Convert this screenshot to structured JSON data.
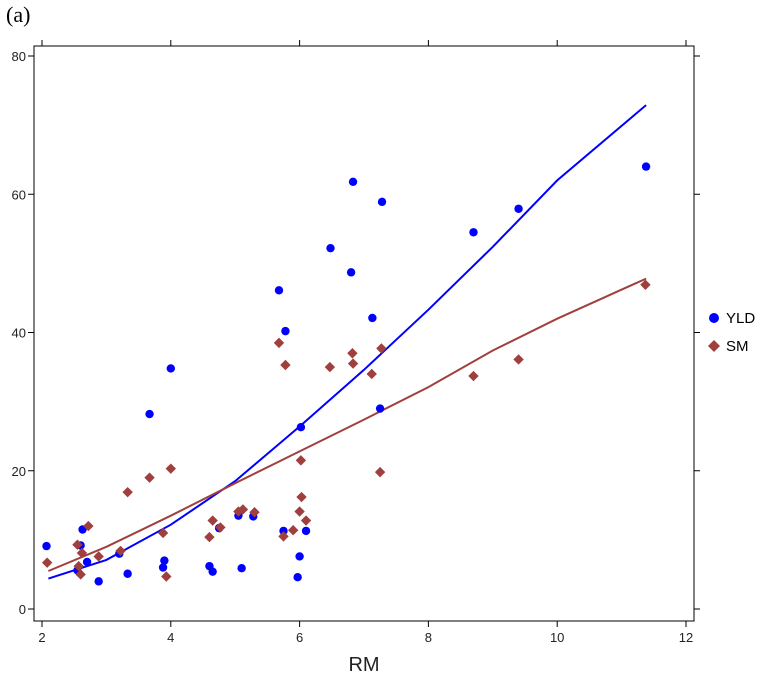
{
  "panel_label": "(a)",
  "chart_data": {
    "type": "scatter",
    "title": "",
    "xlabel": "RM",
    "ylabel": "",
    "xlim": [
      2,
      12
    ],
    "ylim": [
      0,
      80
    ],
    "xticks": [
      2,
      4,
      6,
      8,
      10,
      12
    ],
    "yticks": [
      0,
      20,
      40,
      60,
      80
    ],
    "grid": false,
    "legend_position": "right",
    "series": [
      {
        "name": "YLD",
        "color": "#0000ff",
        "marker": "circle",
        "points": [
          [
            2.07,
            9.1
          ],
          [
            2.55,
            5.6
          ],
          [
            2.6,
            9.2
          ],
          [
            2.63,
            11.5
          ],
          [
            2.7,
            6.8
          ],
          [
            2.88,
            4.0
          ],
          [
            3.2,
            8.0
          ],
          [
            3.33,
            5.1
          ],
          [
            3.67,
            28.2
          ],
          [
            3.88,
            6.0
          ],
          [
            3.9,
            7.0
          ],
          [
            4.0,
            34.8
          ],
          [
            4.6,
            6.2
          ],
          [
            4.65,
            5.4
          ],
          [
            4.75,
            11.7
          ],
          [
            5.05,
            13.5
          ],
          [
            5.1,
            5.9
          ],
          [
            5.28,
            13.4
          ],
          [
            5.68,
            46.1
          ],
          [
            5.75,
            11.3
          ],
          [
            5.78,
            40.2
          ],
          [
            5.97,
            4.6
          ],
          [
            6.0,
            7.6
          ],
          [
            6.02,
            26.3
          ],
          [
            6.1,
            11.3
          ],
          [
            6.48,
            52.2
          ],
          [
            6.8,
            48.7
          ],
          [
            6.83,
            61.8
          ],
          [
            7.13,
            42.1
          ],
          [
            7.25,
            29.0
          ],
          [
            7.28,
            58.9
          ],
          [
            8.7,
            54.5
          ],
          [
            9.4,
            57.9
          ],
          [
            11.38,
            64.0
          ]
        ],
        "fit_line": [
          [
            2.1,
            4.4
          ],
          [
            3.0,
            7.1
          ],
          [
            4.0,
            12.2
          ],
          [
            5.0,
            18.5
          ],
          [
            6.0,
            26.4
          ],
          [
            7.0,
            34.6
          ],
          [
            8.0,
            43.3
          ],
          [
            9.0,
            52.4
          ],
          [
            10.0,
            62.0
          ],
          [
            11.38,
            72.9
          ]
        ]
      },
      {
        "name": "SM",
        "color": "#a0403e",
        "marker": "diamond",
        "points": [
          [
            2.08,
            6.7
          ],
          [
            2.55,
            9.3
          ],
          [
            2.57,
            6.2
          ],
          [
            2.6,
            5.0
          ],
          [
            2.62,
            8.1
          ],
          [
            2.72,
            12.0
          ],
          [
            2.88,
            7.6
          ],
          [
            3.22,
            8.4
          ],
          [
            3.33,
            16.9
          ],
          [
            3.67,
            19.0
          ],
          [
            3.88,
            11.0
          ],
          [
            3.93,
            4.7
          ],
          [
            4.0,
            20.3
          ],
          [
            4.6,
            10.4
          ],
          [
            4.65,
            12.8
          ],
          [
            4.77,
            11.8
          ],
          [
            5.05,
            14.1
          ],
          [
            5.12,
            14.4
          ],
          [
            5.3,
            14.0
          ],
          [
            5.68,
            38.5
          ],
          [
            5.75,
            10.5
          ],
          [
            5.78,
            35.3
          ],
          [
            5.9,
            11.4
          ],
          [
            6.0,
            14.1
          ],
          [
            6.02,
            21.5
          ],
          [
            6.03,
            16.2
          ],
          [
            6.1,
            12.8
          ],
          [
            6.47,
            35.0
          ],
          [
            6.82,
            37.0
          ],
          [
            6.83,
            35.5
          ],
          [
            7.12,
            34.0
          ],
          [
            7.25,
            19.8
          ],
          [
            7.27,
            37.7
          ],
          [
            8.7,
            33.7
          ],
          [
            9.4,
            36.1
          ],
          [
            11.37,
            46.9
          ]
        ],
        "fit_line": [
          [
            2.1,
            5.5
          ],
          [
            3.0,
            9.0
          ],
          [
            4.0,
            13.5
          ],
          [
            5.0,
            18.2
          ],
          [
            6.0,
            22.8
          ],
          [
            7.0,
            27.4
          ],
          [
            8.0,
            32.1
          ],
          [
            9.0,
            37.4
          ],
          [
            10.0,
            42.0
          ],
          [
            11.38,
            47.8
          ]
        ]
      }
    ]
  }
}
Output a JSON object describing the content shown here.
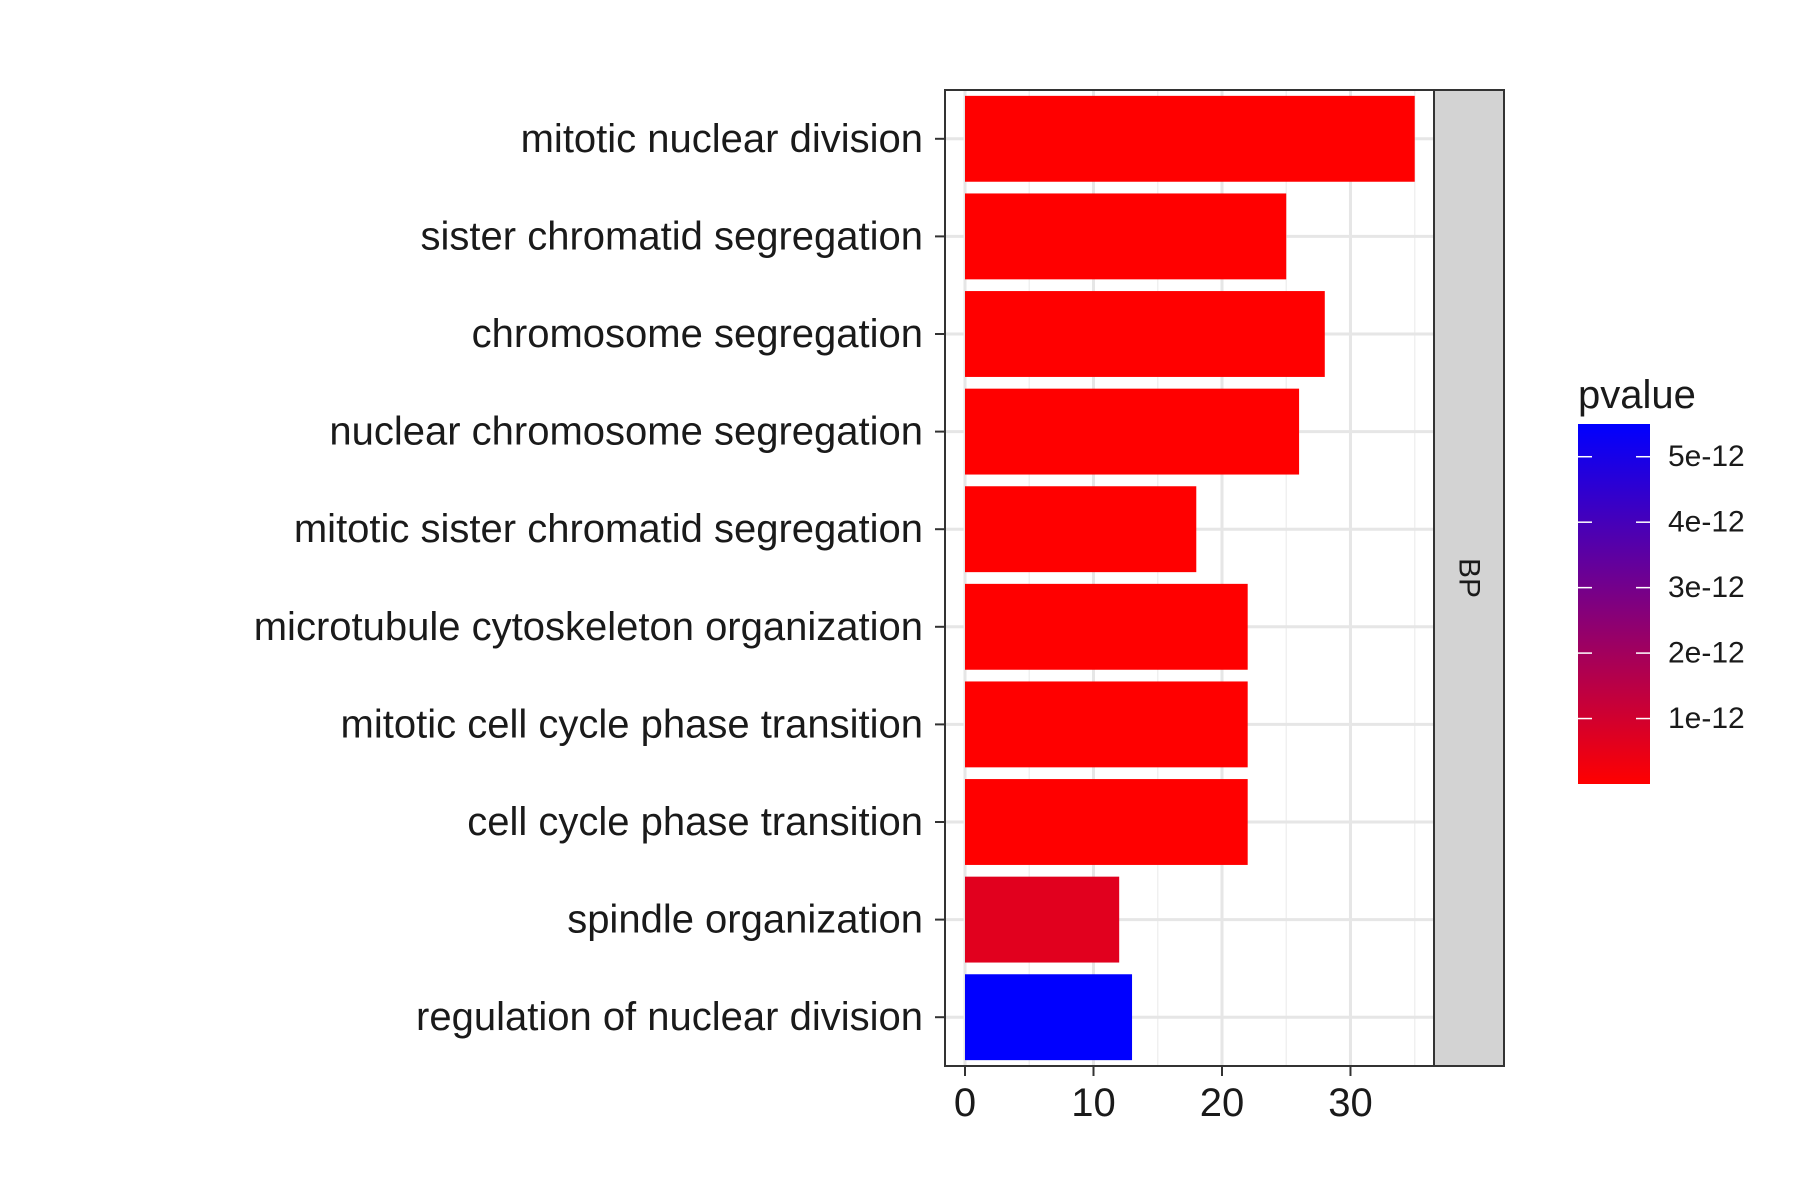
{
  "chart_data": {
    "type": "bar",
    "orientation": "horizontal",
    "categories": [
      "mitotic nuclear division",
      "sister chromatid segregation",
      "chromosome segregation",
      "nuclear chromosome segregation",
      "mitotic sister chromatid segregation",
      "microtubule cytoskeleton organization",
      "mitotic cell cycle phase transition",
      "cell cycle phase transition",
      "spindle organization",
      "regulation of nuclear division"
    ],
    "values": [
      35,
      25,
      28,
      26,
      18,
      22,
      22,
      22,
      12,
      13
    ],
    "pvalues": [
      1e-16,
      1e-15,
      1e-15,
      1e-15,
      1e-15,
      1e-14,
      1e-14,
      1e-14,
      6.5e-13,
      5.5e-12
    ],
    "facet_label": "BP",
    "xlim": [
      0,
      36.5
    ],
    "x_ticks": [
      0,
      10,
      20,
      30
    ],
    "grid": true,
    "legend": {
      "title": "pvalue",
      "position": "right",
      "ticks": [
        {
          "value": 1e-12,
          "label": "1e-12"
        },
        {
          "value": 2e-12,
          "label": "2e-12"
        },
        {
          "value": 3e-12,
          "label": "3e-12"
        },
        {
          "value": 4e-12,
          "label": "4e-12"
        },
        {
          "value": 5e-12,
          "label": "5e-12"
        }
      ],
      "range": [
        1e-16,
        5.5e-12
      ],
      "low_color": "#ff0000",
      "high_color": "#0000ff"
    },
    "title": "",
    "xlabel": "",
    "ylabel": ""
  }
}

THE REQUEST: Without including any picture, repeat the data exactly.

REPLY:
Convert this screenshot to structured JSON data.
{
  "panel_label": "(a)",
  "chart_data": {
    "type": "scatter",
    "title": "",
    "xlabel": "RM",
    "ylabel": "",
    "xlim": [
      2,
      12
    ],
    "ylim": [
      0,
      80
    ],
    "xticks": [
      2,
      4,
      6,
      8,
      10,
      12
    ],
    "yticks": [
      0,
      20,
      40,
      60,
      80
    ],
    "grid": false,
    "legend_position": "right",
    "series": [
      {
        "name": "YLD",
        "color": "#0000ff",
        "marker": "circle",
        "points": [
          [
            2.07,
            9.1
          ],
          [
            2.55,
            5.6
          ],
          [
            2.6,
            9.2
          ],
          [
            2.63,
            11.5
          ],
          [
            2.7,
            6.8
          ],
          [
            2.88,
            4.0
          ],
          [
            3.2,
            8.0
          ],
          [
            3.33,
            5.1
          ],
          [
            3.67,
            28.2
          ],
          [
            3.88,
            6.0
          ],
          [
            3.9,
            7.0
          ],
          [
            4.0,
            34.8
          ],
          [
            4.6,
            6.2
          ],
          [
            4.65,
            5.4
          ],
          [
            4.75,
            11.7
          ],
          [
            5.05,
            13.5
          ],
          [
            5.1,
            5.9
          ],
          [
            5.28,
            13.4
          ],
          [
            5.68,
            46.1
          ],
          [
            5.75,
            11.3
          ],
          [
            5.78,
            40.2
          ],
          [
            5.97,
            4.6
          ],
          [
            6.0,
            7.6
          ],
          [
            6.02,
            26.3
          ],
          [
            6.1,
            11.3
          ],
          [
            6.48,
            52.2
          ],
          [
            6.8,
            48.7
          ],
          [
            6.83,
            61.8
          ],
          [
            7.13,
            42.1
          ],
          [
            7.25,
            29.0
          ],
          [
            7.28,
            58.9
          ],
          [
            8.7,
            54.5
          ],
          [
            9.4,
            57.9
          ],
          [
            11.38,
            64.0
          ]
        ],
        "fit_line": [
          [
            2.1,
            4.4
          ],
          [
            3.0,
            7.1
          ],
          [
            4.0,
            12.2
          ],
          [
            5.0,
            18.5
          ],
          [
            6.0,
            26.4
          ],
          [
            7.0,
            34.6
          ],
          [
            8.0,
            43.3
          ],
          [
            9.0,
            52.4
          ],
          [
            10.0,
            62.0
          ],
          [
            11.38,
            72.9
          ]
        ]
      },
      {
        "name": "SM",
        "color": "#a0403e",
        "marker": "diamond",
        "points": [
          [
            2.08,
            6.7
          ],
          [
            2.55,
            9.3
          ],
          [
            2.57,
            6.2
          ],
          [
            2.6,
            5.0
          ],
          [
            2.62,
            8.1
          ],
          [
            2.72,
            12.0
          ],
          [
            2.88,
            7.6
          ],
          [
            3.22,
            8.4
          ],
          [
            3.33,
            16.9
          ],
          [
            3.67,
            19.0
          ],
          [
            3.88,
            11.0
          ],
          [
            3.93,
            4.7
          ],
          [
            4.0,
            20.3
          ],
          [
            4.6,
            10.4
          ],
          [
            4.65,
            12.8
          ],
          [
            4.77,
            11.8
          ],
          [
            5.05,
            14.1
          ],
          [
            5.12,
            14.4
          ],
          [
            5.3,
            14.0
          ],
          [
            5.68,
            38.5
          ],
          [
            5.75,
            10.5
          ],
          [
            5.78,
            35.3
          ],
          [
            5.9,
            11.4
          ],
          [
            6.0,
            14.1
          ],
          [
            6.02,
            21.5
          ],
          [
            6.03,
            16.2
          ],
          [
            6.1,
            12.8
          ],
          [
            6.47,
            35.0
          ],
          [
            6.82,
            37.0
          ],
          [
            6.83,
            35.5
          ],
          [
            7.12,
            34.0
          ],
          [
            7.25,
            19.8
          ],
          [
            7.27,
            37.7
          ],
          [
            8.7,
            33.7
          ],
          [
            9.4,
            36.1
          ],
          [
            11.37,
            46.9
          ]
        ],
        "fit_line": [
          [
            2.1,
            5.5
          ],
          [
            3.0,
            9.0
          ],
          [
            4.0,
            13.5
          ],
          [
            5.0,
            18.2
          ],
          [
            6.0,
            22.8
          ],
          [
            7.0,
            27.4
          ],
          [
            8.0,
            32.1
          ],
          [
            9.0,
            37.4
          ],
          [
            10.0,
            42.0
          ],
          [
            11.38,
            47.8
          ]
        ]
      }
    ]
  }
}
Output a JSON object describing the content shown here.
{
  "chart_data": {
    "type": "bar",
    "orientation": "horizontal",
    "categories": [
      "mitotic nuclear division",
      "sister chromatid segregation",
      "chromosome segregation",
      "nuclear chromosome segregation",
      "mitotic sister chromatid segregation",
      "microtubule cytoskeleton organization",
      "mitotic cell cycle phase transition",
      "cell cycle phase transition",
      "spindle organization",
      "regulation of nuclear division"
    ],
    "values": [
      35,
      25,
      28,
      26,
      18,
      22,
      22,
      22,
      12,
      13
    ],
    "pvalues": [
      1e-16,
      1e-15,
      1e-15,
      1e-15,
      1e-15,
      1e-14,
      1e-14,
      1e-14,
      6.5e-13,
      5.5e-12
    ],
    "facet_label": "BP",
    "xlim": [
      0,
      36.5
    ],
    "x_ticks": [
      0,
      10,
      20,
      30
    ],
    "grid": true,
    "legend": {
      "title": "pvalue",
      "position": "right",
      "ticks": [
        {
          "value": 1e-12,
          "label": "1e-12"
        },
        {
          "value": 2e-12,
          "label": "2e-12"
        },
        {
          "value": 3e-12,
          "label": "3e-12"
        },
        {
          "value": 4e-12,
          "label": "4e-12"
        },
        {
          "value": 5e-12,
          "label": "5e-12"
        }
      ],
      "range": [
        1e-16,
        5.5e-12
      ],
      "low_color": "#ff0000",
      "high_color": "#0000ff"
    },
    "title": "",
    "xlabel": "",
    "ylabel": ""
  }
}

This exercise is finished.